##### DATA LINES
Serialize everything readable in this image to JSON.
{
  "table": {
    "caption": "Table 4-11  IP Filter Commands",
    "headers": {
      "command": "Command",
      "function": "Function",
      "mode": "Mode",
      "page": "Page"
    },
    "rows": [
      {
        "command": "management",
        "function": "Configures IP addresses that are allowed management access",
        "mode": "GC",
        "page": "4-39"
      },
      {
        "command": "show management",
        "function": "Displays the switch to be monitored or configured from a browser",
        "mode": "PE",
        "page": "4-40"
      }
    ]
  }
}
##########
◆ **THE PROBLEM**: Set down all of the entries exactly, please.

◆ **ANSWER TO THE TASK**:
Serialize everything readable in this image to JSON.
{
  "table": {
    "caption": "Table 4-11  IP Filter Commands",
    "headers": {
      "command": "Command",
      "function": "Function",
      "mode": "Mode",
      "page": "Page"
    },
    "rows": [
      {
        "command": "management",
        "function": "Configures IP addresses that are allowed management access",
        "mode": "GC",
        "page": "4-39"
      },
      {
        "command": "show management",
        "function": "Displays the switch to be monitored or configured from a browser",
        "mode": "PE",
        "page": "4-40"
      }
    ]
  }
}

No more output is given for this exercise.